:: TASK GOAL ::
Output every line of the listing below as a JSON list of strings, one string per line, skipping blank lines and leaving out the pictures.

— start DATASET —

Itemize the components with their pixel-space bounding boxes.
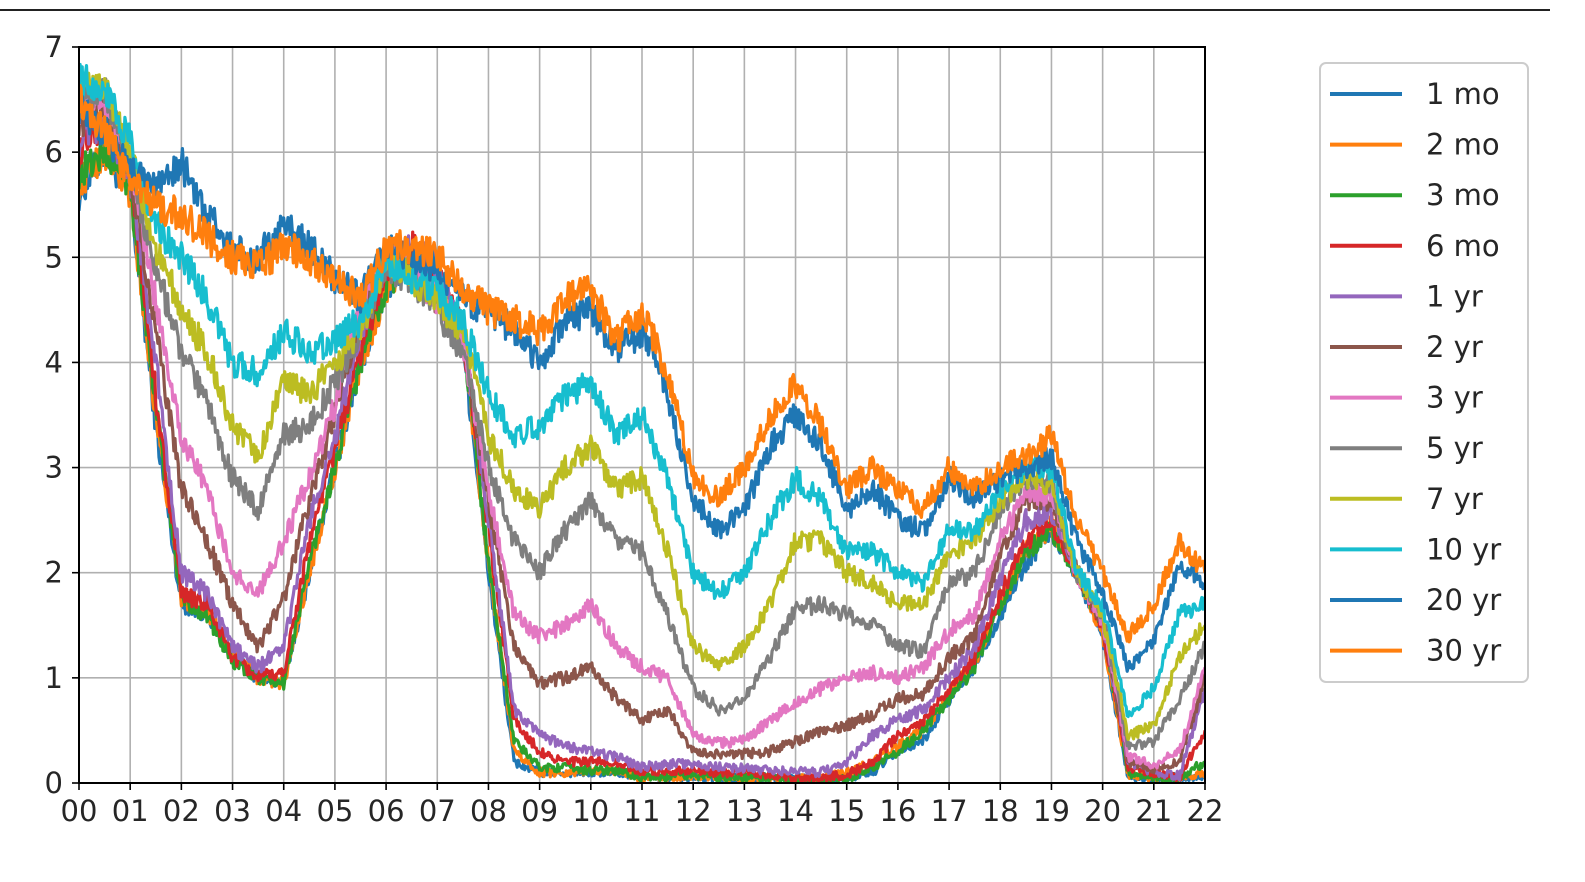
series-line-30-yr [79,83,1205,644]
x-tick-label: 00 [61,794,98,828]
legend-box [1319,62,1529,683]
x-axis: 00 01 02 03 04 05 06 07 08 09 10 11 12 13 14 15 16 17 18 19… [61,783,1224,828]
y-tick-label: 2 [45,556,63,590]
y-tick-label: 5 [45,240,63,274]
y-tick-label: 7 [45,30,63,64]
series-line-3-yr [79,93,1205,770]
legend-label: 3 mo [1426,178,1500,212]
y-axis: 0 1 2 3 4 5 6 7 [45,30,79,800]
x-tick-label: 04 [265,794,302,828]
legend-label: 3 yr [1426,381,1483,415]
x-tick-label: 21 [1135,794,1172,828]
x-tick-label: 08 [470,794,507,828]
y-tick-label: 6 [45,135,63,169]
y-tick-label: 0 [45,766,63,800]
legend-label: 6 mo [1426,229,1500,263]
legend-label: 7 yr [1426,482,1483,516]
legend-label: 5 yr [1426,431,1483,465]
x-tick-label: 22 [1187,794,1224,828]
series-line-1-yr [79,102,1205,782]
legend-label: 2 yr [1426,330,1483,364]
x-tick-label: 02 [163,794,200,828]
x-tick-label: 20 [1084,794,1121,828]
x-tick-label: 11 [624,794,661,828]
series-line-6-mo [79,112,1205,783]
x-tick-label: 18 [982,794,1019,828]
x-tick-label: 01 [112,794,149,828]
x-tick-label: 17 [931,794,968,828]
x-tick-label: 09 [521,794,558,828]
series-line-20-yr [79,94,1205,673]
x-tick-label: 14 [777,794,814,828]
legend-label: 30 yr [1426,634,1501,668]
x-tick-label: 06 [368,794,405,828]
y-tick-label: 4 [45,345,63,379]
top-divider-line [0,9,1550,11]
series-line-2-yr [79,94,1205,775]
x-tick-label: 16 [879,794,916,828]
legend-label: 10 yr [1426,532,1501,566]
x-tick-label: 19 [1033,794,1070,828]
legend: 1 mo 2 mo 3 mo 6 mo 1 yr 2 yr 3 yr 5 yr 7 yr 10 y… [1319,62,1529,683]
y-tick-label: 3 [45,451,63,485]
x-tick-label: 05 [316,794,353,828]
x-tick-label: 15 [828,794,865,828]
legend-label: 20 yr [1426,583,1501,617]
legend-label: 1 mo [1426,77,1500,111]
legend-label: 2 mo [1426,128,1500,162]
x-tick-label: 12 [675,794,712,828]
x-tick-label: 13 [726,794,763,828]
x-tick-label: 10 [572,794,609,828]
legend-label: 1 yr [1426,279,1483,313]
y-tick-label: 1 [45,661,63,695]
x-tick-label: 03 [214,794,251,828]
series-layer [79,62,1205,783]
x-tick-label: 07 [419,794,456,828]
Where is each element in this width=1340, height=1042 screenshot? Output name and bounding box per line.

— end DATASET —

:: TASK RESPONSE ::
[
  "Itemize the components with their pixel-space bounding boxes.",
  "series-line-30-yr [79,83,1205,644]",
  "x-tick-label: 00 [61,794,98,828]",
  "legend-box [1319,62,1529,683]",
  "x-axis: 00 01 02 03 04 05 06 07 08 09 10 11 12 13 14 15 16 17 18 19… [61,783,1224,828]",
  "y-tick-label: 2 [45,556,63,590]",
  "y-tick-label: 5 [45,240,63,274]",
  "y-tick-label: 7 [45,30,63,64]",
  "series-line-3-yr [79,93,1205,770]",
  "legend-label: 3 mo [1426,178,1500,212]",
  "y-axis: 0 1 2 3 4 5 6 7 [45,30,79,800]",
  "x-tick-label: 04 [265,794,302,828]",
  "legend-label: 3 yr [1426,381,1483,415]",
  "x-tick-label: 21 [1135,794,1172,828]",
  "x-tick-label: 08 [470,794,507,828]",
  "y-tick-label: 6 [45,135,63,169]",
  "y-tick-label: 0 [45,766,63,800]",
  "legend-label: 6 mo [1426,229,1500,263]",
  "legend-label: 7 yr [1426,482,1483,516]",
  "legend-label: 5 yr [1426,431,1483,465]",
  "x-tick-label: 22 [1187,794,1224,828]",
  "series-line-1-yr [79,102,1205,782]",
  "legend-label: 2 yr [1426,330,1483,364]",
  "x-tick-label: 02 [163,794,200,828]",
  "x-tick-label: 20 [1084,794,1121,828]",
  "x-tick-label: 11 [624,794,661,828]",
  "series-line-6-mo [79,112,1205,783]",
  "x-tick-label: 18 [982,794,1019,828]",
  "x-tick-label: 01 [112,794,149,828]",
  "x-tick-label: 17 [931,794,968,828]",
  "x-tick-label: 09 [521,794,558,828]",
  "series-line-20-yr [79,94,1205,673]",
  "x-tick-label: 14 [777,794,814,828]",
  "legend-label: 30 yr [1426,634,1501,668]",
  "x-tick-label: 06 [368,794,405,828]",
  "y-tick-label: 4 [45,345,63,379]",
  "top-divider-line [0,9,1550,11]",
  "series-line-2-yr [79,94,1205,775]",
  "x-tick-label: 16 [879,794,916,828]",
  "legend-label: 10 yr [1426,532,1501,566]",
  "x-tick-label: 19 [1033,794,1070,828]",
  "legend: 1 mo 2 mo 3 mo 6 mo 1 yr 2 yr 3 yr 5 yr 7 yr 10 y… [1319,62,1529,683]",
  "y-tick-label: 3 [45,451,63,485]",
  "x-tick-label: 05 [316,794,353,828]",
  "x-tick-label: 15 [828,794,865,828]",
  "legend-label: 20 yr [1426,583,1501,617]",
  "legend-label: 1 mo [1426,77,1500,111]",
  "legend-label: 2 mo [1426,128,1500,162]",
  "x-tick-label: 12 [675,794,712,828]",
  "x-tick-label: 13 [726,794,763,828]",
  "x-tick-label: 10 [572,794,609,828]",
  "legend-label: 1 yr [1426,279,1483,313]",
  "y-tick-label: 1 [45,661,63,695]",
  "x-tick-label: 03 [214,794,251,828]",
  "series-layer [79,62,1205,783]",
  "x-tick-label: 07 [419,794,456,828]",
  "Where is each element in this width=1340, height=1042 screenshot? Output name and bounding box per line."
]